** PROBLEM TO WORK ON **
Check each line of the records below for the word "левый" and copy those where it appears.

____ INPUT DATA

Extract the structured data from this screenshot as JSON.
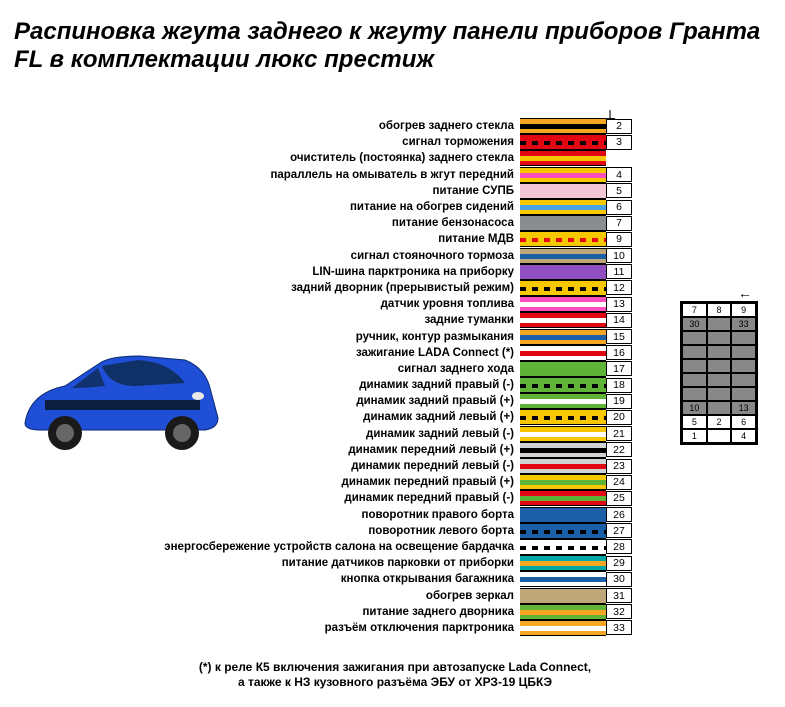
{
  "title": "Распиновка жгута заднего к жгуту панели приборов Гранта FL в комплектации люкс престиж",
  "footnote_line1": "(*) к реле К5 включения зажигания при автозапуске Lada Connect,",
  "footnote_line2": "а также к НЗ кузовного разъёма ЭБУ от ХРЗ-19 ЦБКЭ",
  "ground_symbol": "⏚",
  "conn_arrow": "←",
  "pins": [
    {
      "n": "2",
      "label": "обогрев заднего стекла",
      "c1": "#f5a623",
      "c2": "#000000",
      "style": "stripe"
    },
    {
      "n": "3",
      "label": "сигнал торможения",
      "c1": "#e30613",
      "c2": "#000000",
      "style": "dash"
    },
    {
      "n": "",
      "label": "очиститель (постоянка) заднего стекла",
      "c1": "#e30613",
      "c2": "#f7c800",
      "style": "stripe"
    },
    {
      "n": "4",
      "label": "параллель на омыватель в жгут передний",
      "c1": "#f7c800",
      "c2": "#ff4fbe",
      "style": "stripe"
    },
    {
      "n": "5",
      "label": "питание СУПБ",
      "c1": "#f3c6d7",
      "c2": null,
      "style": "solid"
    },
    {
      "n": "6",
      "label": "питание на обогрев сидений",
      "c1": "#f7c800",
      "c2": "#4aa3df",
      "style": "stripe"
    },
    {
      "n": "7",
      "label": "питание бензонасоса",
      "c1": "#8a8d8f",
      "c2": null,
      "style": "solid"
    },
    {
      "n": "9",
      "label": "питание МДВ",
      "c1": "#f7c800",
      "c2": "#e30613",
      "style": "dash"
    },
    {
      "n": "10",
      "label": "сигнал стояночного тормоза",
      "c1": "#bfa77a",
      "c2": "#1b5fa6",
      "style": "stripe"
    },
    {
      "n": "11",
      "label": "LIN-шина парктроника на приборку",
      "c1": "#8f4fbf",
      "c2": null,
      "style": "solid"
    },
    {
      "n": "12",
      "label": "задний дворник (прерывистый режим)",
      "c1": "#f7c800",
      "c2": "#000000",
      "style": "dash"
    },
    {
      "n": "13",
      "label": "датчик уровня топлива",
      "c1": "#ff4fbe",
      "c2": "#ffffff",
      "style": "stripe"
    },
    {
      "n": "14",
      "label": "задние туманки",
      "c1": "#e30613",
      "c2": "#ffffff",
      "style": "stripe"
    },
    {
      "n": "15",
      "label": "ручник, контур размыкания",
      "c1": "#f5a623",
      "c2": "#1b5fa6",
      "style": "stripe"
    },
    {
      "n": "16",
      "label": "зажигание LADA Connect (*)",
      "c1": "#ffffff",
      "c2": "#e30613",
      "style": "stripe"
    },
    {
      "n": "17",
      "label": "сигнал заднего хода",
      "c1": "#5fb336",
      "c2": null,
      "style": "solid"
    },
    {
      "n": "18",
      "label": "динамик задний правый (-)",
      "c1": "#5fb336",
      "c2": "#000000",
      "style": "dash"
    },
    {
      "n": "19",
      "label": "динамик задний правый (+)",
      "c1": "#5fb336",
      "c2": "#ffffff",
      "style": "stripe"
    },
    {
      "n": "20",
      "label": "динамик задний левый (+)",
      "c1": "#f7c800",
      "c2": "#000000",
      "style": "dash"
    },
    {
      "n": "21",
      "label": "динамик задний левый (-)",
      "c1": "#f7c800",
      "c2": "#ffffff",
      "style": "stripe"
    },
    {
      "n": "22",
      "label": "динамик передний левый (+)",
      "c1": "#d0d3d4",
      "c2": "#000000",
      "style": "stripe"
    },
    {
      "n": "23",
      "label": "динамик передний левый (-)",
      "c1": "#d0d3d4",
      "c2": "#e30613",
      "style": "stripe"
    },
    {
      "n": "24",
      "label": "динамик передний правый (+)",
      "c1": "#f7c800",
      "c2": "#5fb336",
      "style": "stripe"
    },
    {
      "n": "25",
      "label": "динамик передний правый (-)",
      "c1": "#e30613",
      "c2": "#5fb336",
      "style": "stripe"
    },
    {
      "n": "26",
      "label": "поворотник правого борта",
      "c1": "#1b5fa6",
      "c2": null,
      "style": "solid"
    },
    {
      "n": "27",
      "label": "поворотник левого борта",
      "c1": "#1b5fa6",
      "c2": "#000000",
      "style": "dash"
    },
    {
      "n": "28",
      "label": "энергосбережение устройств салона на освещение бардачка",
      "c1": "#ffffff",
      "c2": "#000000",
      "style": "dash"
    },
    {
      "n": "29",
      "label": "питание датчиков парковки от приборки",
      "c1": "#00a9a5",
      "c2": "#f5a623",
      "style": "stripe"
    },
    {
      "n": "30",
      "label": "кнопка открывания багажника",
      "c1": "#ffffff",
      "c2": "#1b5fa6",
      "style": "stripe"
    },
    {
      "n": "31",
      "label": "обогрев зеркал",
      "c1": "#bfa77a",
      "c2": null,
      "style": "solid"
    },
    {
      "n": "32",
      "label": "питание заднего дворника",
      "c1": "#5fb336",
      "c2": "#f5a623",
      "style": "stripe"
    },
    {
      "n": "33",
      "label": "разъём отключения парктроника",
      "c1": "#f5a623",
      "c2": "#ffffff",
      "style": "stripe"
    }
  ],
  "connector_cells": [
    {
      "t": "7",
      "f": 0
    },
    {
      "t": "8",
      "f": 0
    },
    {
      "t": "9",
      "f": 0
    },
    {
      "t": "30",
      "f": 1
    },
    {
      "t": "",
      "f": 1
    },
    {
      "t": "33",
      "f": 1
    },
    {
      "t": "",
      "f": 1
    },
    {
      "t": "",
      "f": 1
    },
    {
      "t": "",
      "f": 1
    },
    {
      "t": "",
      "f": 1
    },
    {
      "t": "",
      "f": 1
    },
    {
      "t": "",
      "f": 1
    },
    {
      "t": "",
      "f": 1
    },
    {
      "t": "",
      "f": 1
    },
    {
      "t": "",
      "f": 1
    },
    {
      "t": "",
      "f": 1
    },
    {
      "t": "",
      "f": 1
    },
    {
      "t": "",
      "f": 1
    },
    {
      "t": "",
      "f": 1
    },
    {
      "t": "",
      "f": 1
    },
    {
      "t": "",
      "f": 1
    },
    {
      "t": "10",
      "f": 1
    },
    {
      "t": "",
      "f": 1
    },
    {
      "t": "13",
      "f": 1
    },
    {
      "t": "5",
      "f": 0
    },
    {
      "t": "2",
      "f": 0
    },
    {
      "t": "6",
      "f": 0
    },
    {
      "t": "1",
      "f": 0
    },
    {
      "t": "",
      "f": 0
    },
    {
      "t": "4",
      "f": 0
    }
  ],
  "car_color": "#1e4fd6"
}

________
____ INPUT DATA

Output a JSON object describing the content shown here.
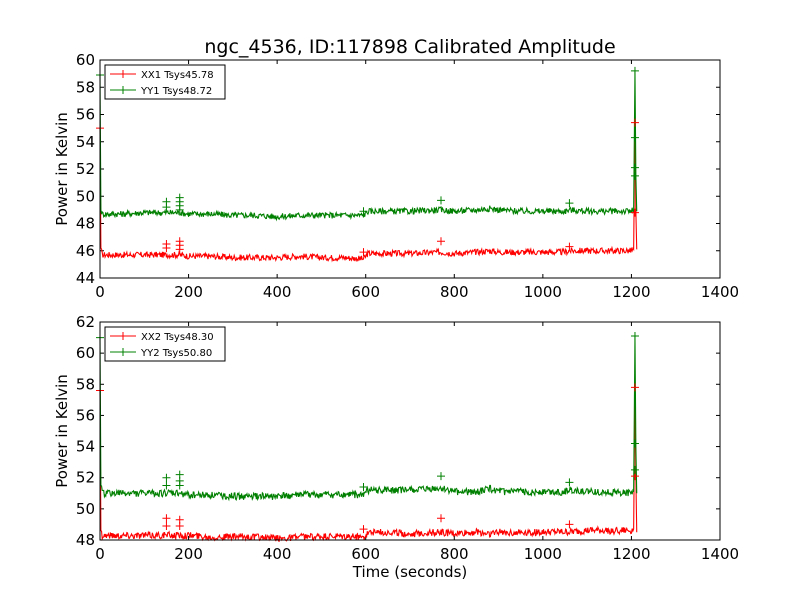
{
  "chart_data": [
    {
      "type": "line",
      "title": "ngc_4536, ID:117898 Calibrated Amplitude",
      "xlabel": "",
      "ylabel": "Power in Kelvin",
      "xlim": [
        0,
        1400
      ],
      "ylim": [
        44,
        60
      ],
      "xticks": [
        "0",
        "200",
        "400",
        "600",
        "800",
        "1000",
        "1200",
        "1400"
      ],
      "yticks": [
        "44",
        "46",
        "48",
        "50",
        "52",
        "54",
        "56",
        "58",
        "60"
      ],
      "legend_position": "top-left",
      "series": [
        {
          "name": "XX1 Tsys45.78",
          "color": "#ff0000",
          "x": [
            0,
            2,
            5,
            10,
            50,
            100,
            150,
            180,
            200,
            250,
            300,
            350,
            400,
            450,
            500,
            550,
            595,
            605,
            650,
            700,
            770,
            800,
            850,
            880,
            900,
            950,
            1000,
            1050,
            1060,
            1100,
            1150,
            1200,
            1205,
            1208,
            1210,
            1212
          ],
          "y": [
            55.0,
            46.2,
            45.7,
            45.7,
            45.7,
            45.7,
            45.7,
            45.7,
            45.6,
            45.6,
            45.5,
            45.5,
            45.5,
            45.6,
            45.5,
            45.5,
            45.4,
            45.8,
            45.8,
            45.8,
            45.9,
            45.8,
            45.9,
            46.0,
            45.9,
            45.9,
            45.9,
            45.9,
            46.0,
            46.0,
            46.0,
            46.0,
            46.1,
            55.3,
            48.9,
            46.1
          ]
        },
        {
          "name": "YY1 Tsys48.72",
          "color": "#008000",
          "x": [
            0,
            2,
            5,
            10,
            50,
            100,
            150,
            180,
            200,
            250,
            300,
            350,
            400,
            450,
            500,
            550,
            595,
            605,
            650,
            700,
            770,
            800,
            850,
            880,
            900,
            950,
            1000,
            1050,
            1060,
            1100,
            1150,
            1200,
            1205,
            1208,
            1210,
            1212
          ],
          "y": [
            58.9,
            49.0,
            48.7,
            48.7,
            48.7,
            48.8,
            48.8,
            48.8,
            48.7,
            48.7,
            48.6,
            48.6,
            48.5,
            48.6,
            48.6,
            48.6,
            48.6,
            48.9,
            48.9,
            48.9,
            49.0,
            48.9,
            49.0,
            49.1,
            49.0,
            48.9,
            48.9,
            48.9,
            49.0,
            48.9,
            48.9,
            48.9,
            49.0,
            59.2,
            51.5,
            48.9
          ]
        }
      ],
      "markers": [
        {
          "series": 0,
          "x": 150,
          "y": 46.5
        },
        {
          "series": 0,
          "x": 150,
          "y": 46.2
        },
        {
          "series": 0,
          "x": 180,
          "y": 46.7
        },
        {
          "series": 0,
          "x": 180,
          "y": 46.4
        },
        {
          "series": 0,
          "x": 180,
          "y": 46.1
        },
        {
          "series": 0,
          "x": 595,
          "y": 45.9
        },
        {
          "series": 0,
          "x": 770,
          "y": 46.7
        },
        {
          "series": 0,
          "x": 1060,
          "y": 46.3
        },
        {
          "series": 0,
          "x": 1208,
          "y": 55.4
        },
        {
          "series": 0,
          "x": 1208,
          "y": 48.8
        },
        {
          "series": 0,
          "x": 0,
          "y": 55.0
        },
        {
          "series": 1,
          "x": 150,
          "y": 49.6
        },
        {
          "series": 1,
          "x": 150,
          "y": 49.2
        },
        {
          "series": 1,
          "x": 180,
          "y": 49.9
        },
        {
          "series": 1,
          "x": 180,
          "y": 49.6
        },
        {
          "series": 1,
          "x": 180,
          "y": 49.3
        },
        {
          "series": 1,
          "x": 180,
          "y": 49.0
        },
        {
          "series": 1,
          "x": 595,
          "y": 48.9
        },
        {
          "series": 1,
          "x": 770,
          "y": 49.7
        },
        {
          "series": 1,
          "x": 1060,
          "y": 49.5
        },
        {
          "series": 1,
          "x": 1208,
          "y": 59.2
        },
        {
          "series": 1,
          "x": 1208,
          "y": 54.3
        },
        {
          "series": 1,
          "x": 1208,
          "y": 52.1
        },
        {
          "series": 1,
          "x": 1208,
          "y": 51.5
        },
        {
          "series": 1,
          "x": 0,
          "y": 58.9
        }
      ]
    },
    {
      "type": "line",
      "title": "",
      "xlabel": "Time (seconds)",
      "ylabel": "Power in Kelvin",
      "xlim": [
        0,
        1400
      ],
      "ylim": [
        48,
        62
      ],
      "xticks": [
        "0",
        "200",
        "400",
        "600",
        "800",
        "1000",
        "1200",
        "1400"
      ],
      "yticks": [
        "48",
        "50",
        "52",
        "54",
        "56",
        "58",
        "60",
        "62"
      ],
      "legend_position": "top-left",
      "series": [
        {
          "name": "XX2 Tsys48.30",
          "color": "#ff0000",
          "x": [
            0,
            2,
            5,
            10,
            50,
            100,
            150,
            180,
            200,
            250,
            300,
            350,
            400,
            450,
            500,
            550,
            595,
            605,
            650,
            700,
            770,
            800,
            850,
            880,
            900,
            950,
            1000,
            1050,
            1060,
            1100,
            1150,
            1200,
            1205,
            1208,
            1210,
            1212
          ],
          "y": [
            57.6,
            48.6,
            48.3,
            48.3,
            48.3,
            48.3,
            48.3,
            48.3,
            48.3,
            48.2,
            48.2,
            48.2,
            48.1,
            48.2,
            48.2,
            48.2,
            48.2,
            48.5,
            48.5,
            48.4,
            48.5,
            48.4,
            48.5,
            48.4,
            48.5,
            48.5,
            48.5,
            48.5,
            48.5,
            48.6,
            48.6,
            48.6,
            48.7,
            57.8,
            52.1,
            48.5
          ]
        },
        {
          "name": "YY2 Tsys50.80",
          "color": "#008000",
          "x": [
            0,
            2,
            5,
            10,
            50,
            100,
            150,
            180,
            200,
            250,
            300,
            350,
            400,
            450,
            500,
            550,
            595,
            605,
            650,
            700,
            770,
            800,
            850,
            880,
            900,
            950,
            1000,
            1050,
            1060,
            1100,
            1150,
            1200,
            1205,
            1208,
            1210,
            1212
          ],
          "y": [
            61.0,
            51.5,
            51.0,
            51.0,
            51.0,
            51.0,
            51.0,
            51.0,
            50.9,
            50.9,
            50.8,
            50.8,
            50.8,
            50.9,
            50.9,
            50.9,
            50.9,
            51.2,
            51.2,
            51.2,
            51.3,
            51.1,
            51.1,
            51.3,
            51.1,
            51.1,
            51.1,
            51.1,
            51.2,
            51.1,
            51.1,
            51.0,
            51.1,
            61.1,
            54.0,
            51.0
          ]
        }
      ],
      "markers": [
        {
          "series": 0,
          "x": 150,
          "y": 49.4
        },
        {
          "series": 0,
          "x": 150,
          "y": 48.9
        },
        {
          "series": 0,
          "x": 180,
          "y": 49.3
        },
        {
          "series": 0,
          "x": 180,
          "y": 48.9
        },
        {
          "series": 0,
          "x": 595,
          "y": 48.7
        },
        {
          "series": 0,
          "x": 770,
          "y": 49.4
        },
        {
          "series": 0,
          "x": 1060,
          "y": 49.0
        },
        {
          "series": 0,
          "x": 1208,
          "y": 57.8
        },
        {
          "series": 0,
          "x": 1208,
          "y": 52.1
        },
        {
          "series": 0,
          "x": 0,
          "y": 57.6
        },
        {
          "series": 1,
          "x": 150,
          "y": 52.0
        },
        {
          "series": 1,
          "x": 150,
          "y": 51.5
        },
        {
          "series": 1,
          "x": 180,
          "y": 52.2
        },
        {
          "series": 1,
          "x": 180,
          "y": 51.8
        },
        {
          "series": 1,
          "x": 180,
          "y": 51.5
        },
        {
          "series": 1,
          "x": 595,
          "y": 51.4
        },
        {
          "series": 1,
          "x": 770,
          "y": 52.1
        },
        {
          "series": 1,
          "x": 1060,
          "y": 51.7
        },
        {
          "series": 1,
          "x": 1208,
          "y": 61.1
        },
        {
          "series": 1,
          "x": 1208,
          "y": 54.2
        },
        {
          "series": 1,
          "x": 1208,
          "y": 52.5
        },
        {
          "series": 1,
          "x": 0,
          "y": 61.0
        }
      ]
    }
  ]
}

________
____ INPUT DATA

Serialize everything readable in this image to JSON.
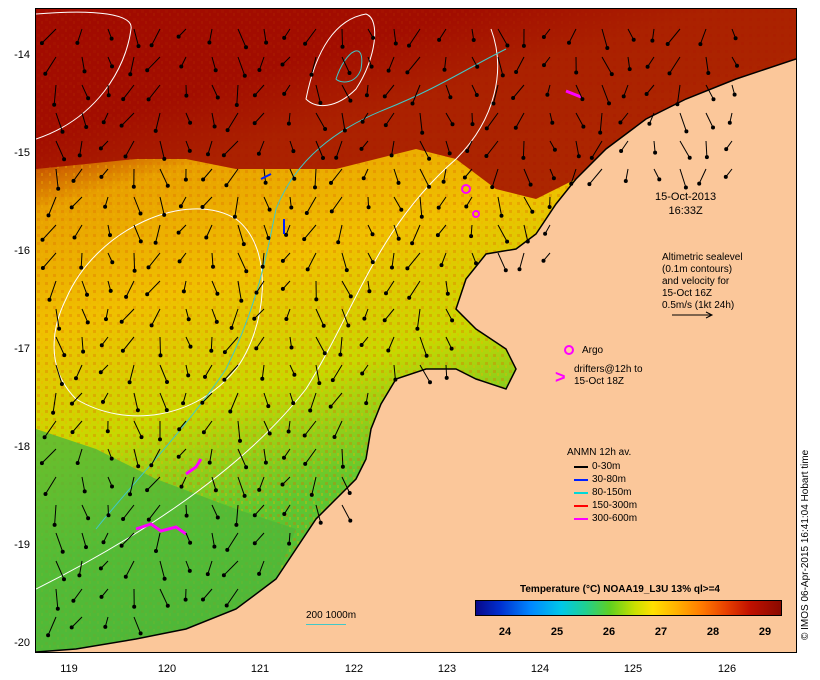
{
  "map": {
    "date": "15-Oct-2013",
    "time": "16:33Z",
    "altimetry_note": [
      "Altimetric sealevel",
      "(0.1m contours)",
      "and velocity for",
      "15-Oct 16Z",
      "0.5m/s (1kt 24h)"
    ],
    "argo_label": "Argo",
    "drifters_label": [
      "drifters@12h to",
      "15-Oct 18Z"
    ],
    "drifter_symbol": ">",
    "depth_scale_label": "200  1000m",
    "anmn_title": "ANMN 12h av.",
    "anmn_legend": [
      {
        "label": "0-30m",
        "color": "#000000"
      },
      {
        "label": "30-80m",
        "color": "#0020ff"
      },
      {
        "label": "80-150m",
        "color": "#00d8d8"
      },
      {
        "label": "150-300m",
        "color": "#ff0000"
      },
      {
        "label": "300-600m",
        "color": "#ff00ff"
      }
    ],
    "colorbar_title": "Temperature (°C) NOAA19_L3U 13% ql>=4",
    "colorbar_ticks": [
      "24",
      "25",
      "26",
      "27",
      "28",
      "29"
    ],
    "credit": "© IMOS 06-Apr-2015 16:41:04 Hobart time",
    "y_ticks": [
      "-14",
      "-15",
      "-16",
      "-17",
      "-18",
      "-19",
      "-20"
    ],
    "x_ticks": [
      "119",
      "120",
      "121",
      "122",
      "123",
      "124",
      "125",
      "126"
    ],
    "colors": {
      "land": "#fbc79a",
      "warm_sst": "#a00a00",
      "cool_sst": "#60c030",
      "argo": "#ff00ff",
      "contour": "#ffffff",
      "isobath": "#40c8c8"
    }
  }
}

________

** WRITTEN RESPONSE **
      "label": "динамик задний левый (+)",
      "label": "динамик задний левый (-)",
      "label": "динамик передний левый (+)",
      "label": "динамик передний левый (-)",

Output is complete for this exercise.